__Task goal__.
In the following material, identify every line holding the string "előírás" and return it.
** start of Input **
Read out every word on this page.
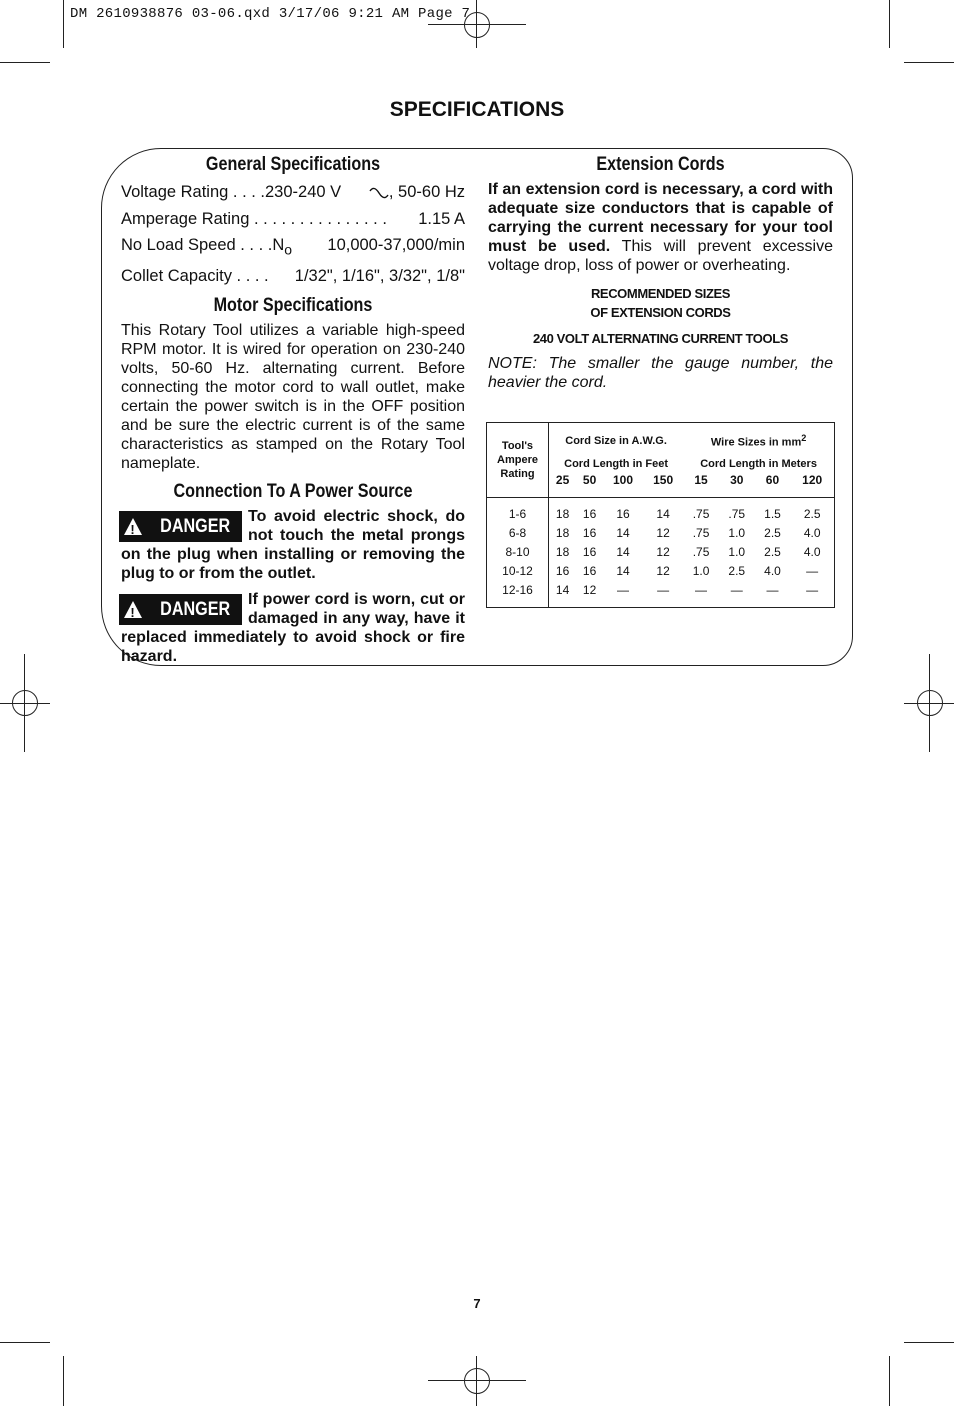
DM 2610938876 03-06.qxd 3/17/06 9:21 AM Page 7
SPECIFICATIONS
General Specifications
Voltage Rating . . . .230-240 V	, 50-60 Hz
Amperage Rating . . . . . . . . . . . . . . . 1.15 A
No Load Speed . . . $.N_o$ 10,000-37,000/min
Collet Capacity . . . . 1/32", 1/16", 3/32", 1/8"
Motor Specifications

This Rotary Tool utilizes a variable high-speed RPM motor. It is wired for operation on 230-240 volts, 50-60 Hz. alternating current. Before connecting the motor cord to wall outlet, make certain the power switch is in the OFF position and be sure the electric current is of the same characteristics as stamped on the Rotary Tool nameplate.

Connection To A Power Source
! DANGER To avoid electric shock, do not touch the metal prongs on the plug when installing or removing the plug to or from the outlet.
! DANGER If power cord is worn, cut or damaged in any way, have it replaced immediately to avoid shock or fire hazard.
Extension Cords

If an extension cord is necessary, a cord with adequate size conductors that is capable of carrying the current necessary for your tool must be used. This will prevent excessive voltage drop, loss of power or overheating.

RECOMMENDED SIZES
OF EXTENSION CORDS
240 VOLT ALTERNATING CURRENT TOOLS

NOTE: The smaller the gauge number, the heavier the cord.

Tool's
Ampere
Rating	Cord Size in A.W.G.				Wire Sizes in $mm^2$
	Cord Length in Feet				Cord Length in Meters			
	25	50	100	150	15	30	60	120
1-6	18	16	16	14	.75	.75	1.5	2.5
6-8	18	16	14	12	.75	1.0	2.5	4.0
8-10	18	16	14	12	.75	1.0	2.5	4.0
10-12	16	16	14	12	1.0	2.5	4.0	—
12-16	14	12	—	—	—	—	—	—
7
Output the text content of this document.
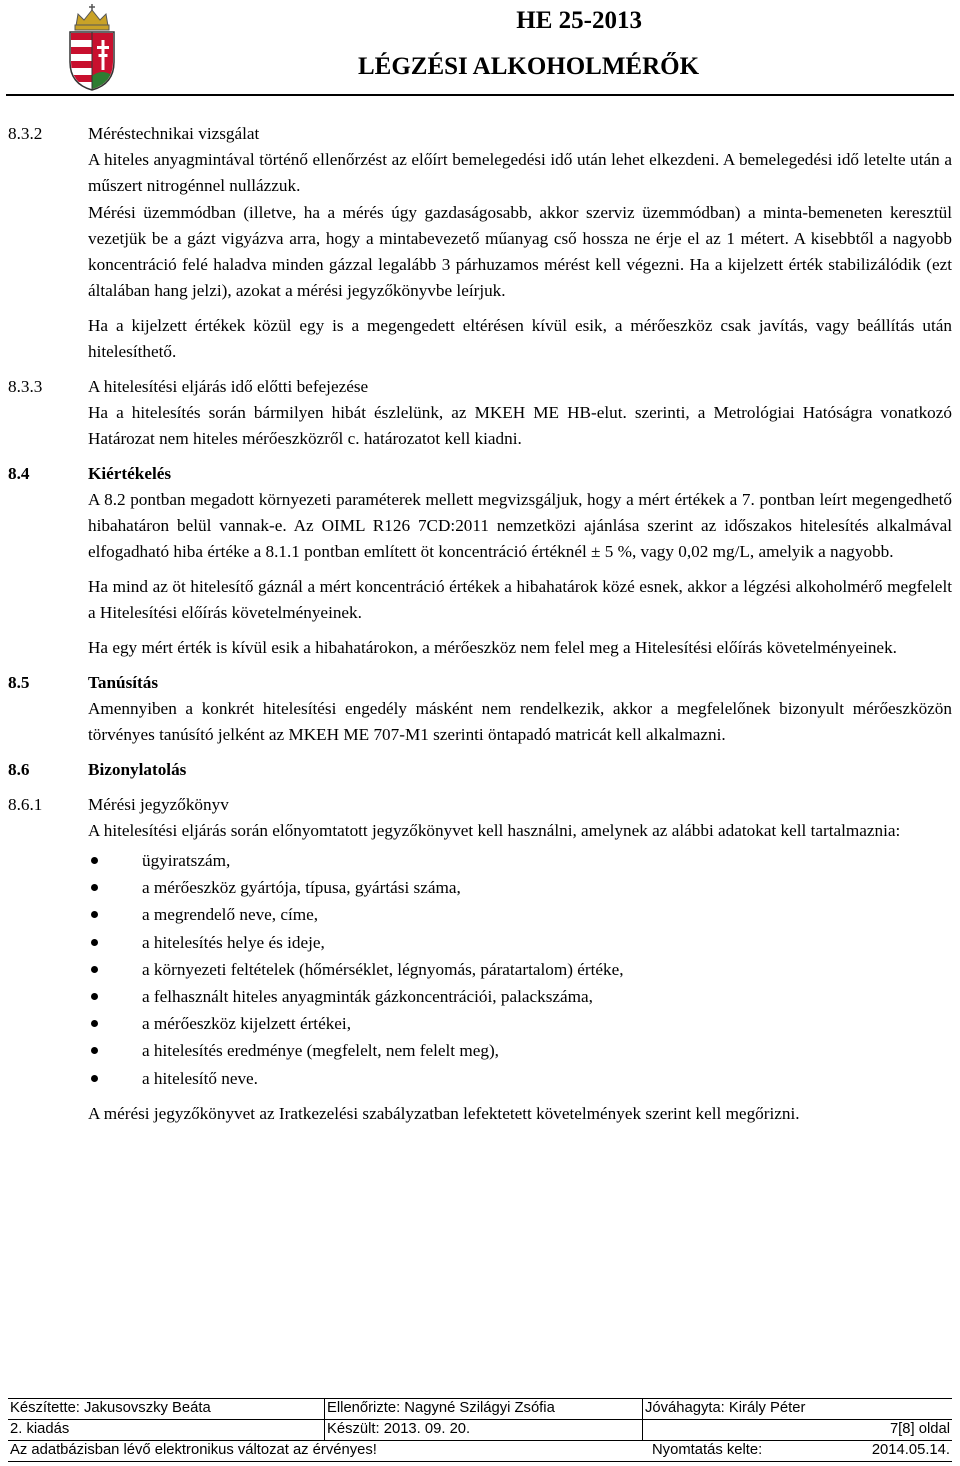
HE 25-2013
LÉGZÉSI ALKOHOLMÉRŐK
8.3.2	Méréstechnikai vizsgálat

A hiteles anyagmintával történő ellenőrzést az előírt bemelegedési idő után lehet elkezdeni. A bemelegedési idő letelte után a műszert nitrogénnel nullázzuk.

Mérési üzemmódban (illetve, ha a mérés úgy gazdaságosabb, akkor szerviz üzemmódban) a minta-bemeneten keresztül vezetjük be a gázt vigyázva arra, hogy a mintabevezető műanyag cső hossza ne érje el az 1 métert. A kisebbtől a nagyobb koncentráció felé haladva minden gázzal legalább 3 párhuzamos mérést kell végezni. Ha a kijelzett érték stabilizálódik (ezt általában hang jelzi), azokat a mérési jegyzőkönyvbe leírjuk.

Ha a kijelzett értékek közül egy is a megengedett eltérésen kívül esik, a mérőeszköz csak javítás, vagy beállítás után hitelesíthető.

8.3.3	A hitelesítési eljárás idő előtti befejezése

Ha a hitelesítés során bármilyen hibát észlelünk, az MKEH ME HB-elut. szerinti, a Metrológiai Hatóságra vonatkozó Határozat nem hiteles mérőeszközről c. határozatot kell kiadni.

8.4	Kiértékelés

A 8.2 pontban megadott környezeti paraméterek mellett megvizsgáljuk, hogy a mért értékek a 7. pontban leírt megengedhető hibahatáron belül vannak-e. Az OIML R126 7CD:2011 nemzetközi ajánlása szerint az időszakos hitelesítés alkalmával elfogadható hiba értéke a 8.1.1 pontban említett öt koncentráció értéknél ± 5 %, vagy 0,02 mg/L, amelyik a nagyobb.

Ha mind az öt hitelesítő gáznál a mért koncentráció értékek a hibahatárok közé esnek, akkor a légzési alkoholmérő megfelelt a Hitelesítési előírás követelményeinek.

Ha egy mért érték is kívül esik a hibahatárokon, a mérőeszköz nem felel meg a Hitelesítési előírás követelményeinek.

8.5	Tanúsítás

Amennyiben a konkrét hitelesítési engedély másként nem rendelkezik, akkor a megfelelőnek bizonyult mérőeszközön törvényes tanúsító jelként az MKEH ME 707-M1 szerinti öntapadó matricát kell alkalmazni.

8.6	Bizonylatolás
8.6.1	Mérési jegyzőkönyv

A hitelesítési eljárás során előnyomtatott jegyzőkönyvet kell használni, amelynek az alábbi adatokat kell tartalmaznia:

ügyiratszám,
a mérőeszköz gyártója, típusa, gyártási száma,
a megrendelő neve, címe,
a hitelesítés helye és ideje,
a környezeti feltételek (hőmérséklet, légnyomás, páratartalom) értéke,
a felhasznált hiteles anyagminták gázkoncentrációi, palackszáma,
a mérőeszköz kijelzett értékei,
a hitelesítés eredménye (megfelelt, nem felelt meg),
a hitelesítő neve.

A mérési jegyzőkönyvet az Iratkezelési szabályzatban lefektetett követelmények szerint kell megőrizni.

Készítette: Jakusovszky Beáta	Ellenőrizte: Nagyné Szilágyi Zsófia	Jóváhagyta: Király Péter
2. kiadás	Készült: 2013. 09. 20.	7[8] oldal
Az adatbázisban lévő elektronikus változat az érvényes!	Nyomtatás kelte:	2014.05.14.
** end of Input **
__Response__.
Ha mind az öt hitelesítő gáznál a mért koncentráció értékek a hibahatárok közé esnek, akkor a légzési alkoholmérő megfelelt a Hitelesítési előírás követelményeinek.
Ha egy mért érték is kívül esik a hibahatárokon, a mérőeszköz nem felel meg a Hitelesítési előírás követelményeinek.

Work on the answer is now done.